- _What the task asks_
Using the records below, copy out exactly the line that contains "Enumerate this screenshot's" and every line that follows it, up to and including the last, and no others.

Records for the task start

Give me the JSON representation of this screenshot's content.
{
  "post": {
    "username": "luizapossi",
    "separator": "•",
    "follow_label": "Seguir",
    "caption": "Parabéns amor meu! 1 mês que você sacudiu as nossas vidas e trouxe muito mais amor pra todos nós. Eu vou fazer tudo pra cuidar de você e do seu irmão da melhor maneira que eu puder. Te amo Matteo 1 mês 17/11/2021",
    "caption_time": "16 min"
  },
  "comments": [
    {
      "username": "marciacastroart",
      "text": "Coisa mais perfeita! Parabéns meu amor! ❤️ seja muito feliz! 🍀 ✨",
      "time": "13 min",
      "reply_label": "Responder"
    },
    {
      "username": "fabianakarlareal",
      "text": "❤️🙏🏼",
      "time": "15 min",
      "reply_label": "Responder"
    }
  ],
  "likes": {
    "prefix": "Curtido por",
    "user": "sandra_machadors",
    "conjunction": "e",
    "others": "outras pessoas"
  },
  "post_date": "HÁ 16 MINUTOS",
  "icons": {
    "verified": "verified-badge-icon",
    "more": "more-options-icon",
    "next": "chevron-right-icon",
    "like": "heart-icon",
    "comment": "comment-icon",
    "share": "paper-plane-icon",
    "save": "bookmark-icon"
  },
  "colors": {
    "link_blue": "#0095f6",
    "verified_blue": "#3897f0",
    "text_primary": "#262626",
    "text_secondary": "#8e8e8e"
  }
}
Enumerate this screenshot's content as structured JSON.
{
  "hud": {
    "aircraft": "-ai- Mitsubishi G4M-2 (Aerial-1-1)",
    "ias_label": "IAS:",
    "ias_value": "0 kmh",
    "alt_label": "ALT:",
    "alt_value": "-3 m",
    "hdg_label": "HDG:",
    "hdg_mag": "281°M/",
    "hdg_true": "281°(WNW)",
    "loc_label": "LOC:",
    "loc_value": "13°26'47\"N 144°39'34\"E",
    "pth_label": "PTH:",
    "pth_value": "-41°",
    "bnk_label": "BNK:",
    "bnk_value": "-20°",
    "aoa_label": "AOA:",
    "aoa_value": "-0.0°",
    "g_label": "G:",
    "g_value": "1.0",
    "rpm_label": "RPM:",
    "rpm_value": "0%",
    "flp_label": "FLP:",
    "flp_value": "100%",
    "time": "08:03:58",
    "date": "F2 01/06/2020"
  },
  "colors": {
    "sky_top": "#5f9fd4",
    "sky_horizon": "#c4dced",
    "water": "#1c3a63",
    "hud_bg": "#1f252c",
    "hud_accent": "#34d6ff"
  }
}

Records for the task end

- _Solution to the problem_
Enumerate this screenshot's content as structured JSON.
{
  "hud": {
    "aircraft": "-ai- Mitsubishi G4M-2 (Aerial-1-1)",
    "ias_label": "IAS:",
    "ias_value": "0 kmh",
    "alt_label": "ALT:",
    "alt_value": "-3 m",
    "hdg_label": "HDG:",
    "hdg_mag": "281°M/",
    "hdg_true": "281°(WNW)",
    "loc_label": "LOC:",
    "loc_value": "13°26'47\"N 144°39'34\"E",
    "pth_label": "PTH:",
    "pth_value": "-41°",
    "bnk_label": "BNK:",
    "bnk_value": "-20°",
    "aoa_label": "AOA:",
    "aoa_value": "-0.0°",
    "g_label": "G:",
    "g_value": "1.0",
    "rpm_label": "RPM:",
    "rpm_value": "0%",
    "flp_label": "FLP:",
    "flp_value": "100%",
    "time": "08:03:58",
    "date": "F2 01/06/2020"
  },
  "colors": {
    "sky_top": "#5f9fd4",
    "sky_horizon": "#c4dced",
    "water": "#1c3a63",
    "hud_bg": "#1f252c",
    "hud_accent": "#34d6ff"
  }
}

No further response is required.